--- Brano estratto ---
☆ ☆ ☆
Hacker, Fediverso e attivismo: la “rivoluzione digitale” raccontata da Giuliana Sorci

Chi è davvero un hacker? Comincia con questa domanda, soltanto apparentemente semplice, la nostra conversazione con Giuliana Sorci, attivista e ricercatrice presso l’Università di Siena, che abbiamo ospitato per un nuovo appuntamento di Connessioni Digitali.

Nel suo nuovo saggio “Server Ribelli: R-esistenza digitale e hacktivismo nel Fediverso in Italia“, Sorci ricostruisce una genealogia dell’attivismo digitale, analizzando le trasformazioni che hanno interessato il cyberspazio e la scena hacker negli ultimi trent’anni. L’obiettivo è disegnare una nuova geografia dell’hacktivismo italiano, partendo dalla creazione dei primi hacklab, fino alla nascita dei nuovi collettivi hacker e delle nuove istanze.

Per rispondere alla domanda iniziale, Giuliana propone una definizione mersa durante una sua intervista al collettivo Ippolita, che mette in evidenza l’aspetto più creativo dell’hacking, inteso come “trasposizione del desiderio di ricombinare la realtà tra mille virgolette, eseguire il codice della realtà per fargli fare una cosa diversa”. L’hacker, quindi, è mosso da curiosità e attitudine critica, mette mano agli strumenti per comprenderli e trasformarli. Il suo è un gesto politico, non solo tecnico.
☆ ☆ ☆
Record contenuti in un dataset:
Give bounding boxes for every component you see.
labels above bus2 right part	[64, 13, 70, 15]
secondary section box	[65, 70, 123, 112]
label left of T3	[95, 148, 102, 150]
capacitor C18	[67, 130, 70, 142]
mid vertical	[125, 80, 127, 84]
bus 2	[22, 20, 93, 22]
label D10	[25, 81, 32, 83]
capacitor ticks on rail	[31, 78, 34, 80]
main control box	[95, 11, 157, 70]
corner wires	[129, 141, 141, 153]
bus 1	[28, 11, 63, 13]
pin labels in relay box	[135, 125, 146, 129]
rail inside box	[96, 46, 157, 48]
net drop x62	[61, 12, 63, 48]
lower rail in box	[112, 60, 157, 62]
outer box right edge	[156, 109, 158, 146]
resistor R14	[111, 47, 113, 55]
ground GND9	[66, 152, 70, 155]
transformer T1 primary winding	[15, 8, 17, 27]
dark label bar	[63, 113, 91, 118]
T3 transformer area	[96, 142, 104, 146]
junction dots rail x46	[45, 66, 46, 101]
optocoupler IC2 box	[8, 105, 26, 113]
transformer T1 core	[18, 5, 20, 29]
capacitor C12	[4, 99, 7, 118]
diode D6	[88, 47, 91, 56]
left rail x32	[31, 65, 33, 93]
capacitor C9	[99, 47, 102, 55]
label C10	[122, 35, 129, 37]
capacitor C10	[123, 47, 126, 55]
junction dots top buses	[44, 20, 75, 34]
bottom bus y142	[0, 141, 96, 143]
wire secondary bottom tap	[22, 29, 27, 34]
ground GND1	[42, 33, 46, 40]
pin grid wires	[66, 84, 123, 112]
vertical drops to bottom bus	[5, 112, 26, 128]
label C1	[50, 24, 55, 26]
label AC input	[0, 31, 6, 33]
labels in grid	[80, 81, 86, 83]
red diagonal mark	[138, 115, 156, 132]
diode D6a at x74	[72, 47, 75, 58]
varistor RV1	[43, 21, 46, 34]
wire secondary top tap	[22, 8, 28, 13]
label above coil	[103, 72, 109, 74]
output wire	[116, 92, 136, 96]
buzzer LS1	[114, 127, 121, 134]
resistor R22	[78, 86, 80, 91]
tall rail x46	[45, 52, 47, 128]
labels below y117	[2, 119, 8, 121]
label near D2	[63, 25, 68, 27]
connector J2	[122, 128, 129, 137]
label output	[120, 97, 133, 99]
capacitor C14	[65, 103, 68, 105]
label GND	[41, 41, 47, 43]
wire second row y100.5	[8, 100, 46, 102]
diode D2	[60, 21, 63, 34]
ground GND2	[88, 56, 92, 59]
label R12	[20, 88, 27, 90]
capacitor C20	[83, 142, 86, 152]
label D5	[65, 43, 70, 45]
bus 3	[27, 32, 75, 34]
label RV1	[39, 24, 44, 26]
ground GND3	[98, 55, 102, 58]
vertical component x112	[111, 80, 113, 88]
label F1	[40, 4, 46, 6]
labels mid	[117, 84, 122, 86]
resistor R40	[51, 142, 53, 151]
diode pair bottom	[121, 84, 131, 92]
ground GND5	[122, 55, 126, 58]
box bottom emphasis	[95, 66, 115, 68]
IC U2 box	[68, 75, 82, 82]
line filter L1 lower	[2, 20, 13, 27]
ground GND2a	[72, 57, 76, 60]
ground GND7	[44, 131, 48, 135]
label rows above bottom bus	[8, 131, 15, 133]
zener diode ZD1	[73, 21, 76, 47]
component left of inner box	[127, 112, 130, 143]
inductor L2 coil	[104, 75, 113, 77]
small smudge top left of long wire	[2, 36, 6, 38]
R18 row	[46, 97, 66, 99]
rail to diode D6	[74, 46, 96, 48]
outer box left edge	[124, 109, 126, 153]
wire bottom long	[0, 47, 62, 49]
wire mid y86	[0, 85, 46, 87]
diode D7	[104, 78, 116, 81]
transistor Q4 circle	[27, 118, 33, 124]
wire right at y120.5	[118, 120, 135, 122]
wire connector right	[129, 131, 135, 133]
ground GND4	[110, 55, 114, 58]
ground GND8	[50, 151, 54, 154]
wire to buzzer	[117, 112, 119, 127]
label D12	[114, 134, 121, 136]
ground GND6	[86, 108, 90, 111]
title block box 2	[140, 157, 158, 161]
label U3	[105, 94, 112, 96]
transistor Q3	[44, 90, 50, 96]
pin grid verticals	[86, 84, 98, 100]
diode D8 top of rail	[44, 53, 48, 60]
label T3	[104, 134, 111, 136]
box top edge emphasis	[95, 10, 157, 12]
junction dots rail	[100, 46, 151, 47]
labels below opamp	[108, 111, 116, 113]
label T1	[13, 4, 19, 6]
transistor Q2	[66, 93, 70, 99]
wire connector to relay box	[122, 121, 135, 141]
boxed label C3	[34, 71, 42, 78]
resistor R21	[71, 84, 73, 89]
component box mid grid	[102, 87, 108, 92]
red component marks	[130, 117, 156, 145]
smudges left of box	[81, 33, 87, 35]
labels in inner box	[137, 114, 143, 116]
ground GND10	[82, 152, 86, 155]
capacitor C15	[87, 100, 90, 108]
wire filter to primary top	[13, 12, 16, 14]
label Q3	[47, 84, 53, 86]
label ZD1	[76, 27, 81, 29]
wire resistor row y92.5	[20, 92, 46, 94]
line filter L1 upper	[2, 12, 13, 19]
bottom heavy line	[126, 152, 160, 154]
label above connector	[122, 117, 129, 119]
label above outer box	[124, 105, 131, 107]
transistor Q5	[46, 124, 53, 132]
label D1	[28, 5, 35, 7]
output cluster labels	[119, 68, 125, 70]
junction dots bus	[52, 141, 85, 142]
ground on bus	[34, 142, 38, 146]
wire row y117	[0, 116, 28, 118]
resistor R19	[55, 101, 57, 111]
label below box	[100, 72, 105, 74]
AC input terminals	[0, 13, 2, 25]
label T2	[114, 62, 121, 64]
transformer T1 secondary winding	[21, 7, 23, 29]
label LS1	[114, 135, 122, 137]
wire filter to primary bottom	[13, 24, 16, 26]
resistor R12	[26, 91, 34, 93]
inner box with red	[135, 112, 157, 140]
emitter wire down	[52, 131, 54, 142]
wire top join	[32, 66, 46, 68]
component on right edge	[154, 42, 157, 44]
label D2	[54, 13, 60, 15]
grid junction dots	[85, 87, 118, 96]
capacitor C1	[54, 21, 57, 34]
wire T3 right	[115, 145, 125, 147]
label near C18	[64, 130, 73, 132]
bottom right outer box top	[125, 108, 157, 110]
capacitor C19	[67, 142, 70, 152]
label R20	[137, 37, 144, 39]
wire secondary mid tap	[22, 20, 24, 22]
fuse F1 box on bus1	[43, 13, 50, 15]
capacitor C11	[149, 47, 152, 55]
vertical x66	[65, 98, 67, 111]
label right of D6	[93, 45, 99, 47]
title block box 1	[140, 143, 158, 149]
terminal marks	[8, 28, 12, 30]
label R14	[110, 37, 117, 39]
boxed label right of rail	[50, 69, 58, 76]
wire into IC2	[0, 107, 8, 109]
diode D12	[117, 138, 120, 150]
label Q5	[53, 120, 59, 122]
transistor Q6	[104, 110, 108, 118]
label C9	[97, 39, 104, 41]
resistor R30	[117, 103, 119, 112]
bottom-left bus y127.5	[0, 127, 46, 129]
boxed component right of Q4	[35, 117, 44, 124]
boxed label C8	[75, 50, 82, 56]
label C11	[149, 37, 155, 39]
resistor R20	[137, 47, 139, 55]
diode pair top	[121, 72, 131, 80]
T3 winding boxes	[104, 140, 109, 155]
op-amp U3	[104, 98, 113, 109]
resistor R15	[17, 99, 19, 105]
☆ ☆ ☆
--- Da fare ---
**1.** Rispondi alle seguenti domande sul brano dedicato a Giuliana Sorci.
(a) Presso quale università lavora come ricercatrice Giuliana Sorci?
(b) Qual è il titolo del nuovo saggio di Sorci?
(c) Durante un'intervista a quale collettivo è emersa la definizione di hacking proposta da Giuliana?
**2.** Prosegui il brano su Giuliana Sorci e l'hacktivismo ripartendo dopo la sua ultima frase.
I record non servono in alcun modo per questo lavoro.

--- Risposte in ordine ---
**1.**
(a) Presso l'Università di Siena.
(b) "Server Ribelli: R-esistenza digitale e hacktivismo nel Fediverso in Italia".
(c) Al collettivo Ippolita.

**2.**
Laboratori di resistenza digitale in Italia

Negli anni Novanta, quando l’accesso ad Internet non è ancora diffuso su larga scala, in Italia nascono gli hacklab: spazi ibridi dentro i centri sociali, luoghi dove si riassemblano computer da componenti dismessi e si fornisce libero accesso alla Rete. Questi spazi rientrano tra quei “laboratori di resistenza digitale“, in cui l’accesso alla tecnologia diventa atto politico. Una forma di innovazione che integra pratiche politiche e tecnologie emergenti, anticipando i temi che oggi animano il dibattito globale: privacy, controllo, proprietà dei dati. L’Italia in quel periodo un punto di riferimento per l’attivismo hacker europeo, in dialogo con esperienze come il Chaos Computer Club tedesco e le reti spagnole.

Social media e social network: differenze cruciali

Nel linguaggio comune, social media e social network vengono spesso confusi, ma Giuliana Sorci ci aiuta a fare chiarezza, anche attraverso una definizione di Ian Bogost. Secondo Bogost, infatti, un social network è la rete social in cui gli individui sono inseriti: attraverso le infrastrutture tecnologiche, ogni utente interagisce e mantiene relazioni con i contatti a lui più vicini. L’aspetto critico entra in gioco quando il social network diventa social media, cioè uno strumento che non è più finalizzato al mantenimento delle relazioni interpersonali, bensì a spettacolarizzazione e “monetizzazione” della vita degli utenti.

Il passaggio da network a media è anche commerciale e strategico: le piattaforme guadagnano dalla permanenza degli utenti e dall’accesso ai loro dati. “Se un servizio è gratuito, il prodotto sei tu“, ricorda Giuliana, citando The Social Dilemma. Con questo modello, privacy e anonimato soccombono in nome dell’engagement.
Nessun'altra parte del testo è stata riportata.